* What is required:
Scan the data for lines with "JSON" and report the count by itself.

* Information given:
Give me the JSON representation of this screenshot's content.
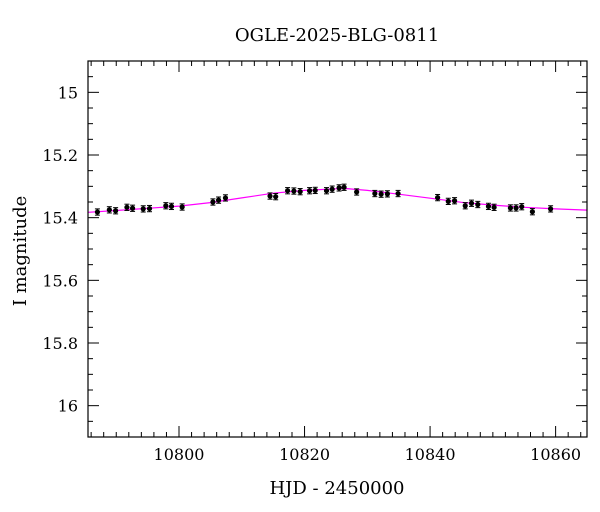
{
  "chart_data": {
    "type": "scatter",
    "title": "OGLE-2025-BLG-0811",
    "xlabel": "HJD - 2450000",
    "ylabel": "I magnitude",
    "xlim": [
      10785.5,
      10865
    ],
    "ylim": [
      16.1,
      14.9
    ],
    "y_inverted": true,
    "grid": false,
    "x_ticks": [
      10800,
      10820,
      10840,
      10860
    ],
    "x_tick_labels": [
      "10800",
      "10820",
      "10840",
      "10860"
    ],
    "y_ticks": [
      15,
      15.2,
      15.4,
      15.6,
      15.8,
      16
    ],
    "y_tick_labels": [
      "15",
      "15.2",
      "15.4",
      "15.6",
      "15.8",
      "16"
    ],
    "x_minor_step": 2,
    "y_minor_step": 0.05,
    "series": [
      {
        "kind": "points",
        "color": "#000000",
        "x": [
          10787.0,
          10788.9,
          10789.9,
          10791.7,
          10792.6,
          10794.3,
          10795.3,
          10797.9,
          10798.8,
          10800.5,
          10805.4,
          10806.3,
          10807.4,
          10814.5,
          10815.4,
          10817.3,
          10818.3,
          10819.3,
          10820.8,
          10821.7,
          10823.5,
          10824.4,
          10825.5,
          10826.3,
          10828.3,
          10831.2,
          10832.2,
          10833.2,
          10834.9,
          10841.2,
          10842.9,
          10843.9,
          10845.6,
          10846.6,
          10847.6,
          10849.3,
          10850.2,
          10852.8,
          10853.7,
          10854.6,
          10856.3,
          10859.2
        ],
        "y": [
          15.382,
          15.375,
          15.378,
          15.367,
          15.37,
          15.372,
          15.371,
          15.362,
          15.364,
          15.366,
          15.35,
          15.344,
          15.337,
          15.331,
          15.333,
          15.314,
          15.315,
          15.317,
          15.314,
          15.313,
          15.314,
          15.309,
          15.305,
          15.303,
          15.318,
          15.323,
          15.325,
          15.324,
          15.323,
          15.336,
          15.348,
          15.346,
          15.362,
          15.354,
          15.358,
          15.364,
          15.367,
          15.369,
          15.369,
          15.365,
          15.381,
          15.372
        ],
        "err": [
          0.01,
          0.01,
          0.01,
          0.01,
          0.01,
          0.01,
          0.01,
          0.01,
          0.01,
          0.01,
          0.01,
          0.01,
          0.01,
          0.01,
          0.01,
          0.01,
          0.01,
          0.01,
          0.01,
          0.01,
          0.01,
          0.01,
          0.01,
          0.01,
          0.01,
          0.01,
          0.01,
          0.01,
          0.01,
          0.01,
          0.01,
          0.01,
          0.01,
          0.01,
          0.01,
          0.01,
          0.01,
          0.01,
          0.01,
          0.01,
          0.01,
          0.01
        ]
      },
      {
        "kind": "model-line",
        "color": "#ff00ff",
        "x": [
          10785.5,
          10790,
          10795,
          10800,
          10805,
          10810,
          10815,
          10820,
          10825,
          10826.5,
          10830,
          10835,
          10840,
          10845,
          10850,
          10855,
          10860,
          10865
        ],
        "y": [
          15.383,
          15.377,
          15.37,
          15.363,
          15.352,
          15.337,
          15.322,
          15.313,
          15.308,
          15.307,
          15.313,
          15.325,
          15.338,
          15.351,
          15.36,
          15.367,
          15.372,
          15.376
        ]
      }
    ]
  }
}
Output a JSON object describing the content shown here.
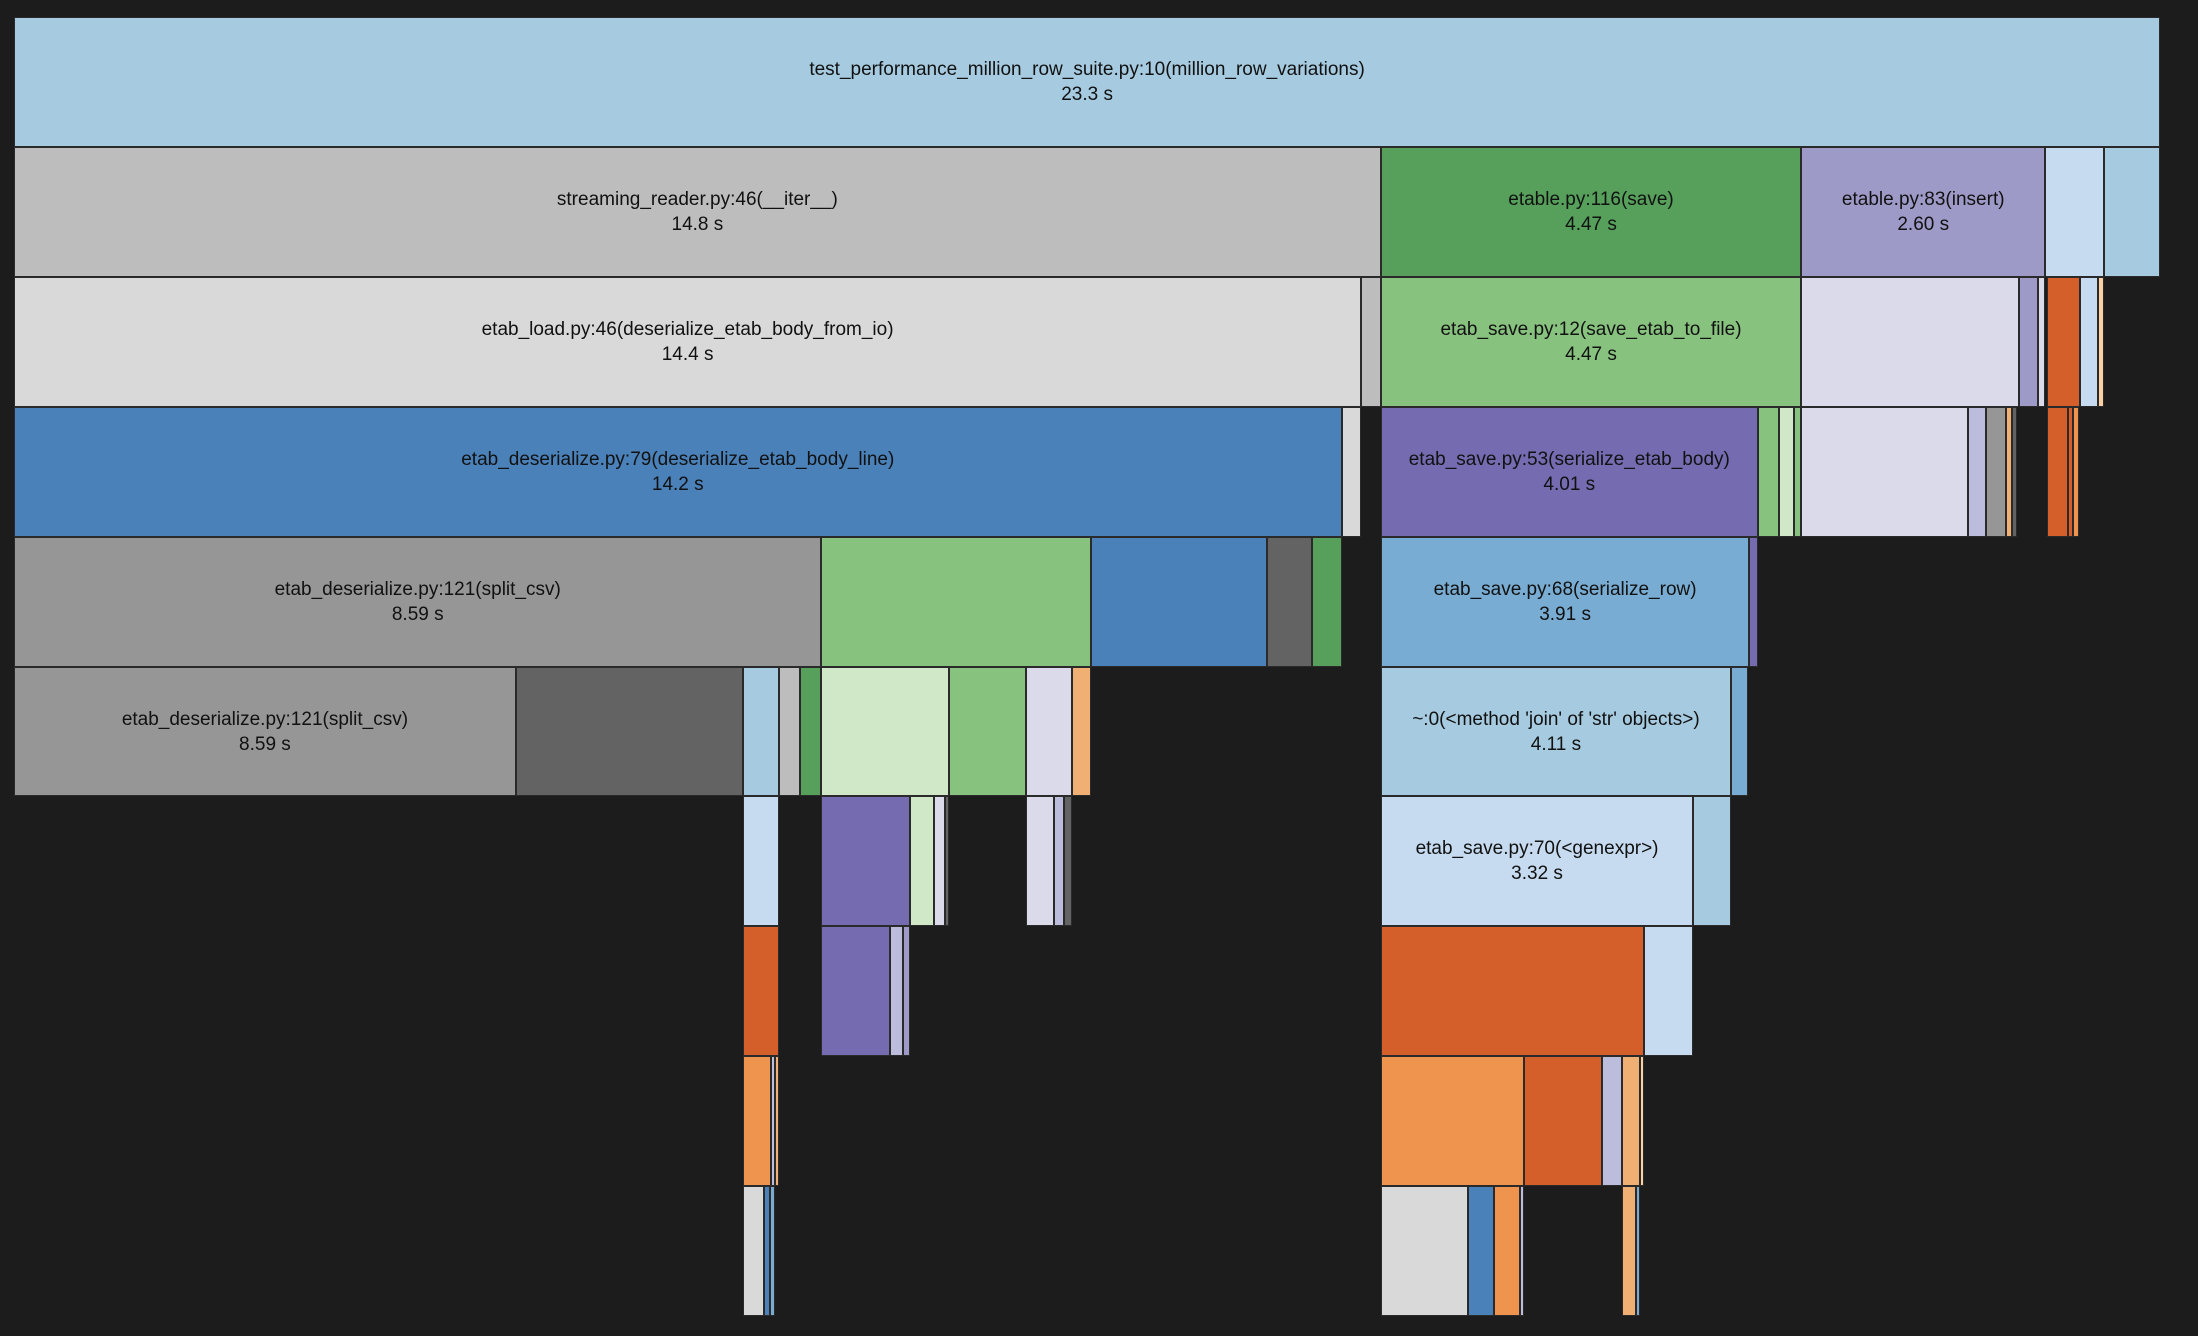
{
  "chart_data": {
    "type": "icicle",
    "value_unit": "s",
    "nodes": [
      {
        "name": "test_performance_million_row_suite.py:10(million_row_variations)",
        "time": "23.3 s",
        "depth": 0
      },
      {
        "name": "streaming_reader.py:46(__iter__)",
        "time": "14.8 s",
        "depth": 1
      },
      {
        "name": "etable.py:116(save)",
        "time": "4.47 s",
        "depth": 1
      },
      {
        "name": "etable.py:83(insert)",
        "time": "2.60 s",
        "depth": 1
      },
      {
        "name": "etab_load.py:46(deserialize_etab_body_from_io)",
        "time": "14.4 s",
        "depth": 2
      },
      {
        "name": "etab_save.py:12(save_etab_to_file)",
        "time": "4.47 s",
        "depth": 2
      },
      {
        "name": "etab_deserialize.py:79(deserialize_etab_body_line)",
        "time": "14.2 s",
        "depth": 3
      },
      {
        "name": "etab_save.py:53(serialize_etab_body)",
        "time": "4.01 s",
        "depth": 3
      },
      {
        "name": "etab_deserialize.py:121(split_csv)",
        "time": "8.59 s",
        "depth": 4
      },
      {
        "name": "etab_save.py:68(serialize_row)",
        "time": "3.91 s",
        "depth": 4
      },
      {
        "name": "etab_deserialize.py:121(split_csv)",
        "time": "8.59 s",
        "depth": 5
      },
      {
        "name": "~:0(<method 'join' of 'str' objects>)",
        "time": "4.11 s",
        "depth": 5
      },
      {
        "name": "etab_save.py:70(<genexpr>)",
        "time": "3.32 s",
        "depth": 6
      }
    ]
  },
  "colors": {
    "background": "#1c1c1c",
    "lightblue": "#a6cbe0",
    "gray": "#bdbdbd",
    "lightgray": "#d9d9d9",
    "blue": "#4a81b9",
    "midgray": "#969696",
    "darkgray": "#636363",
    "green": "#56a05b",
    "lightgreen": "#88c27f",
    "palegreen": "#d0e8c7",
    "purple": "#756bb1",
    "lavender": "#9e9ac8",
    "palelavender": "#dadaeb",
    "lavender2": "#bcbddc",
    "orange": "#d45f2a",
    "lightorange": "#ee944f",
    "peach": "#f0b074",
    "palepeach": "#fdd0a2",
    "paleblue": "#c6dbef",
    "midblue": "#79acd2"
  }
}
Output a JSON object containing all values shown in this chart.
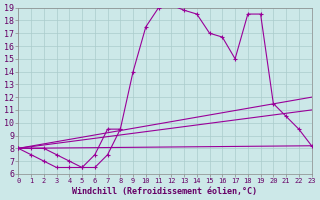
{
  "background_color": "#cce8e8",
  "line_color": "#990099",
  "grid_color": "#aacccc",
  "xlabel": "Windchill (Refroidissement éolien,°C)",
  "xlim": [
    0,
    23
  ],
  "ylim": [
    6,
    19
  ],
  "yticks": [
    6,
    7,
    8,
    9,
    10,
    11,
    12,
    13,
    14,
    15,
    16,
    17,
    18,
    19
  ],
  "xticks": [
    0,
    1,
    2,
    3,
    4,
    5,
    6,
    7,
    8,
    9,
    10,
    11,
    12,
    13,
    14,
    15,
    16,
    17,
    18,
    19,
    20,
    21,
    22,
    23
  ],
  "curve_main_x": [
    0,
    1,
    2,
    3,
    4,
    5,
    6,
    7,
    8,
    9,
    10,
    11,
    12,
    13,
    14,
    15,
    16,
    17,
    18,
    19,
    20,
    21,
    22,
    23
  ],
  "curve_main_y": [
    8.0,
    8.0,
    8.0,
    7.5,
    7.0,
    6.5,
    6.5,
    7.5,
    9.5,
    14.0,
    17.5,
    19.0,
    19.2,
    18.8,
    18.5,
    17.0,
    16.7,
    15.0,
    18.5,
    18.5,
    11.5,
    10.5,
    9.5,
    8.2
  ],
  "curve_dip_x": [
    0,
    1,
    2,
    3,
    4,
    5,
    6,
    7,
    8
  ],
  "curve_dip_y": [
    8.0,
    7.5,
    7.0,
    6.5,
    6.5,
    6.5,
    7.5,
    9.5,
    9.5
  ],
  "line1_x": [
    0,
    23
  ],
  "line1_y": [
    8.0,
    8.2
  ],
  "line2_x": [
    0,
    23
  ],
  "line2_y": [
    8.0,
    12.0
  ],
  "line3_x": [
    0,
    23
  ],
  "line3_y": [
    8.0,
    11.0
  ]
}
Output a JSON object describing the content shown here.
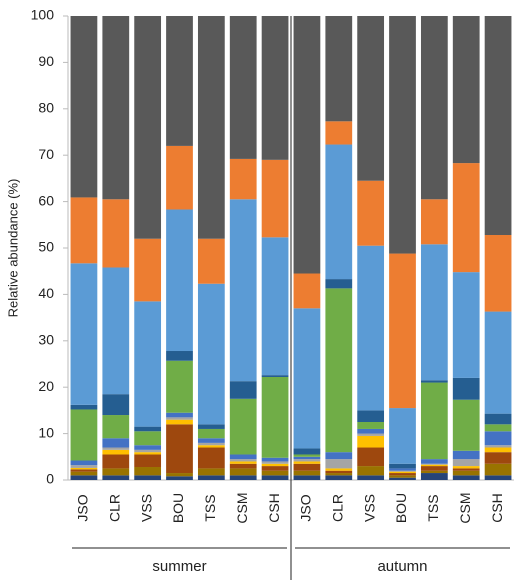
{
  "chart_data": {
    "type": "bar",
    "stacked": true,
    "y_label": "Relative abundance (%)",
    "categories": [
      "JSO",
      "CLR",
      "VSS",
      "BOU",
      "TSS",
      "CSM",
      "CSH",
      "JSO",
      "CLR",
      "VSS",
      "BOU",
      "TSS",
      "CSM",
      "CSH"
    ],
    "groups": [
      "summer",
      "autumn"
    ],
    "ylim": [
      0,
      100
    ],
    "yticks": [
      0,
      10,
      20,
      30,
      40,
      50,
      60,
      70,
      80,
      90,
      100
    ],
    "grid": false,
    "series": [
      {
        "color": "#264478",
        "values": [
          1,
          1,
          1,
          0.8,
          1,
          1,
          1,
          1,
          1,
          1,
          0.5,
          1.5,
          1,
          1
        ]
      },
      {
        "color": "#997300",
        "values": [
          0.8,
          1.5,
          1.8,
          0.7,
          1.5,
          1.5,
          1,
          1,
          0.5,
          2,
          0.5,
          0.5,
          1,
          2.5
        ]
      },
      {
        "color": "#9e480e",
        "values": [
          0.5,
          3,
          2.7,
          10.5,
          4.5,
          1,
          1,
          1.5,
          0.5,
          4,
          0.5,
          1,
          0.5,
          2.5
        ]
      },
      {
        "color": "#ffc000",
        "values": [
          0.3,
          1,
          0.5,
          1,
          0.5,
          0.5,
          0.5,
          0.5,
          0.5,
          2.5,
          0.3,
          0.3,
          0.5,
          1
        ]
      },
      {
        "color": "#a5a5a5",
        "values": [
          0.6,
          0.5,
          0.5,
          0.5,
          0.5,
          0.5,
          0.5,
          0.5,
          2,
          0.5,
          0.2,
          0.2,
          1.5,
          0.5
        ]
      },
      {
        "color": "#4472c4",
        "values": [
          1,
          2,
          1,
          1,
          1,
          1,
          0.8,
          0.5,
          1.5,
          1,
          0.5,
          1,
          1.8,
          3
        ]
      },
      {
        "color": "#70ad47",
        "values": [
          11,
          5,
          3,
          11.2,
          2,
          12,
          17.4,
          0.5,
          35.3,
          1.5,
          0,
          16.5,
          11,
          1.5
        ]
      },
      {
        "color": "#255e91",
        "values": [
          1,
          4.5,
          1,
          2.1,
          1,
          3.8,
          0.4,
          1.3,
          2,
          2.5,
          1,
          0.5,
          4.7,
          2.3
        ]
      },
      {
        "color": "#5b9bd5",
        "values": [
          30.5,
          27.3,
          27,
          30.5,
          30.3,
          39.2,
          29.7,
          30.2,
          29,
          35.5,
          12,
          29.3,
          22.8,
          22
        ]
      },
      {
        "color": "#ed7d31",
        "values": [
          14.2,
          14.7,
          13.5,
          13.7,
          9.7,
          8.7,
          16.7,
          7.5,
          5,
          14,
          33.3,
          9.7,
          23.5,
          16.5
        ]
      },
      {
        "color": "#595959",
        "values": [
          39.1,
          39.5,
          48,
          28,
          48,
          30.8,
          31,
          55.5,
          22.7,
          35.5,
          51.2,
          39.5,
          31.7,
          47.2
        ]
      }
    ]
  }
}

* Output:
4